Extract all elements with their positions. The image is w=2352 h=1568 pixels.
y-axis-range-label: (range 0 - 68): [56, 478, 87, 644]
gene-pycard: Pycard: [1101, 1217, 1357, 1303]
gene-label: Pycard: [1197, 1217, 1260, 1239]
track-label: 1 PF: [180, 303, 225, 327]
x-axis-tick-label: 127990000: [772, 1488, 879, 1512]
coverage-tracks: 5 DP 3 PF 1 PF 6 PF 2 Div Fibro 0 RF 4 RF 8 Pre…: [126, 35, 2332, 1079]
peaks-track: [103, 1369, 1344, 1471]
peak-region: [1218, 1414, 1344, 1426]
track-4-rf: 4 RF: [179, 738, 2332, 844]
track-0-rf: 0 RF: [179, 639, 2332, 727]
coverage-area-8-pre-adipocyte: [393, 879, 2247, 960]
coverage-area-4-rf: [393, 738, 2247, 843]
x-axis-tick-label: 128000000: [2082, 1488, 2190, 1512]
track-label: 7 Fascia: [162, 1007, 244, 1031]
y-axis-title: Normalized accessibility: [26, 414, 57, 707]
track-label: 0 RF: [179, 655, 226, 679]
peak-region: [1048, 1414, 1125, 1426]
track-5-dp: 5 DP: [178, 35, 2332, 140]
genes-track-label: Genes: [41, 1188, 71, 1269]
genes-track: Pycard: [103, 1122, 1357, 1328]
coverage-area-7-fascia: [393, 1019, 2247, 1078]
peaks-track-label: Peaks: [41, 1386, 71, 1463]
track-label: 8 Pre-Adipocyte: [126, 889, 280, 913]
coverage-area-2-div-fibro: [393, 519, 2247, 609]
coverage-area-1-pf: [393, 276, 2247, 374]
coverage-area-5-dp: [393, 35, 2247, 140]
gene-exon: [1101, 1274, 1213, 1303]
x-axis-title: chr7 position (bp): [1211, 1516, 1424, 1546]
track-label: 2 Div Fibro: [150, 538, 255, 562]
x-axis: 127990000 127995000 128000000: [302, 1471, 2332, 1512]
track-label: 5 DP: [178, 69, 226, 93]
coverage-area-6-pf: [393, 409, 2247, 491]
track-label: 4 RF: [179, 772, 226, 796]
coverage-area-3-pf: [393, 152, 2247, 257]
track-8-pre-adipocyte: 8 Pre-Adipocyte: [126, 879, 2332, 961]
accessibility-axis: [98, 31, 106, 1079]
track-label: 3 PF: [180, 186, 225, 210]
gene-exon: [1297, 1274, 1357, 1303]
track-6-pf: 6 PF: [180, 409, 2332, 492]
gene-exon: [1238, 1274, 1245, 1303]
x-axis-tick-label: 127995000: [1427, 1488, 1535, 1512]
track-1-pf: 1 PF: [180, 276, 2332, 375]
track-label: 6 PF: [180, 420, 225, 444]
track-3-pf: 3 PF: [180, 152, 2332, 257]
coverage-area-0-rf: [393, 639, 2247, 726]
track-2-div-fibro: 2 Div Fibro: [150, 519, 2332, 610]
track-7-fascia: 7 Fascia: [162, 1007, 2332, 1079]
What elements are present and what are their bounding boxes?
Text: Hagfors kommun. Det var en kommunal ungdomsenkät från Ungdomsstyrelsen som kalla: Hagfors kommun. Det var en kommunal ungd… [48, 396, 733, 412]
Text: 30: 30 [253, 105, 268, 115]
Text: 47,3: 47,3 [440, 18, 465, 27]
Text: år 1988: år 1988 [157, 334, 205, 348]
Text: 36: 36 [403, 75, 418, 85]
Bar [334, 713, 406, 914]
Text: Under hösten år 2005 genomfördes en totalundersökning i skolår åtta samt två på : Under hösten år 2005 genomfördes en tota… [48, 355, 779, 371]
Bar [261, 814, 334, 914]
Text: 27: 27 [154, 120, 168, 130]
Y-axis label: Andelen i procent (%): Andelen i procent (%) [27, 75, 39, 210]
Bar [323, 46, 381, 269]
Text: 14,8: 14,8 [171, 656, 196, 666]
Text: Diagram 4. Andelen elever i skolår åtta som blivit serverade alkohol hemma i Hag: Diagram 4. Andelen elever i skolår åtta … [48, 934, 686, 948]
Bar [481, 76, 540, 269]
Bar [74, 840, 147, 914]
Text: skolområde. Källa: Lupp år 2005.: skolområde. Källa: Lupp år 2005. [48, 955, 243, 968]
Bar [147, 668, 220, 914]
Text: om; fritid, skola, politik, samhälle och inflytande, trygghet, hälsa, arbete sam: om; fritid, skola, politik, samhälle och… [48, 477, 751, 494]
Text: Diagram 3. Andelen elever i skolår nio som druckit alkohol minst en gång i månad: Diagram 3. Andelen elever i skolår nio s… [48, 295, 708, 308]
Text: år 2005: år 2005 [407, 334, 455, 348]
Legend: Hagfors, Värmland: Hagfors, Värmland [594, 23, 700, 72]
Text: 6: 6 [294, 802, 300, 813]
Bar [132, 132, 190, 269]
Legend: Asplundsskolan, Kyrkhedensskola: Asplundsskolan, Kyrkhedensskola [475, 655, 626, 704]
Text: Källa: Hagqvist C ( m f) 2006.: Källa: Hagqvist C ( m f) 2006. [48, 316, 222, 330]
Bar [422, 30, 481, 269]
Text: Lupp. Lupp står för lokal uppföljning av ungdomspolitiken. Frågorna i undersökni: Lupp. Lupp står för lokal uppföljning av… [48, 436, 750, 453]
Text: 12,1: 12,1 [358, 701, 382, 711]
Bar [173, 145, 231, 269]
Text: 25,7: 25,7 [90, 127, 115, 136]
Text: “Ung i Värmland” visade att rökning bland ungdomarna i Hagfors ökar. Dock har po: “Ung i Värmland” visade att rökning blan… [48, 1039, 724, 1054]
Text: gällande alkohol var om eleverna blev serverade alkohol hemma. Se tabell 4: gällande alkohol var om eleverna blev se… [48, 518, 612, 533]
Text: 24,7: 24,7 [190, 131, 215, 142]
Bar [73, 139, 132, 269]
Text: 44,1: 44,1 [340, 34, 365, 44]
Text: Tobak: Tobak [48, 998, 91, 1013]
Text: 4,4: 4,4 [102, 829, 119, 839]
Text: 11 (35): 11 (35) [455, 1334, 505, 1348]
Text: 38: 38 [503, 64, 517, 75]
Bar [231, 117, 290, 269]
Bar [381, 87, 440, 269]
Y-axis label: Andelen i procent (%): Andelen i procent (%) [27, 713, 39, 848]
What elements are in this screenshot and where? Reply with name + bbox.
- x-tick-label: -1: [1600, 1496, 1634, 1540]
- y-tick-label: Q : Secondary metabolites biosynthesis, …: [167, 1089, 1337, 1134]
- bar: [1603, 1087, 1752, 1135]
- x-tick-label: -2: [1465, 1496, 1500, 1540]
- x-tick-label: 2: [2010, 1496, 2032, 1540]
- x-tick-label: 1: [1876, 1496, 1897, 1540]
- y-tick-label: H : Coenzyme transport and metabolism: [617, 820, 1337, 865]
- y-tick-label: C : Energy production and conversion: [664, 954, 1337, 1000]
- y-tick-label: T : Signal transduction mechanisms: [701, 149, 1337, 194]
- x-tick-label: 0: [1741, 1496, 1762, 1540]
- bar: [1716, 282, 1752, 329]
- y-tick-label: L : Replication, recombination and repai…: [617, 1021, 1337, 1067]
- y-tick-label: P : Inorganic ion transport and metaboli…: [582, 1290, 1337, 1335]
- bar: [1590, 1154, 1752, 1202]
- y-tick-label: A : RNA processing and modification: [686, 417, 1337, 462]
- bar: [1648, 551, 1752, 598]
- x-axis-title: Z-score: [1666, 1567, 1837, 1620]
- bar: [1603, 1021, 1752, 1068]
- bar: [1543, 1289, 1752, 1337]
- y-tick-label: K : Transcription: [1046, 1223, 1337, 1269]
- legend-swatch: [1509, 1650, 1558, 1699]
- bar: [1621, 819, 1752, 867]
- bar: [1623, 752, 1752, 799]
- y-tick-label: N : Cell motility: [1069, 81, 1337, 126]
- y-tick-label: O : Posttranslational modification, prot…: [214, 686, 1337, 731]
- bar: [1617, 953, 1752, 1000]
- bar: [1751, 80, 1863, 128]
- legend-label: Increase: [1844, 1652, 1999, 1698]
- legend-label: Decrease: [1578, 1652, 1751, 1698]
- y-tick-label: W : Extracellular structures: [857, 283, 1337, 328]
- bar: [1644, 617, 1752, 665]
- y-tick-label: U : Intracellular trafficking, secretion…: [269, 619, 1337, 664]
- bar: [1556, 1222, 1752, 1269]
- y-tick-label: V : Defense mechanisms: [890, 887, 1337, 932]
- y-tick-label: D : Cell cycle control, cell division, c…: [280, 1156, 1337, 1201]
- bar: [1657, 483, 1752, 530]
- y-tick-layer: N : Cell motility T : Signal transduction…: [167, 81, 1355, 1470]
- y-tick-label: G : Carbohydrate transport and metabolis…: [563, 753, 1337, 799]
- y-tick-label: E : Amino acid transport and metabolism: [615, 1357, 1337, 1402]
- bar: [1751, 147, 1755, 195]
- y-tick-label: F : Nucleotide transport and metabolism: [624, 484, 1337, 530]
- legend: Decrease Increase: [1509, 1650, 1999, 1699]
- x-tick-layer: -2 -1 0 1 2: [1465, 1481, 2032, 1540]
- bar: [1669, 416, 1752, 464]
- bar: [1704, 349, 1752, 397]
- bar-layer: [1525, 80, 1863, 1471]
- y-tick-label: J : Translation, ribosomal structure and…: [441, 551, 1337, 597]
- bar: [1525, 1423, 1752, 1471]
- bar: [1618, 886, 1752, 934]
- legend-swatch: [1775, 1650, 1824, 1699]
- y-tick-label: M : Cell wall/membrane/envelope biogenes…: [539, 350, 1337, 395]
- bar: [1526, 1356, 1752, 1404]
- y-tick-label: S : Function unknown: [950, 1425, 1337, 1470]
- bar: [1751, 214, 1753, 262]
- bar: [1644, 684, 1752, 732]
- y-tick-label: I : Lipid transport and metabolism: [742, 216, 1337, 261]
......
**EXERCISE BRIEF:**
Report every line above that has the string "region" in it.

**WRITTEN REPLY:**
peak-region: [1218, 1414, 1344, 1426]
peak-region: [1048, 1414, 1125, 1426]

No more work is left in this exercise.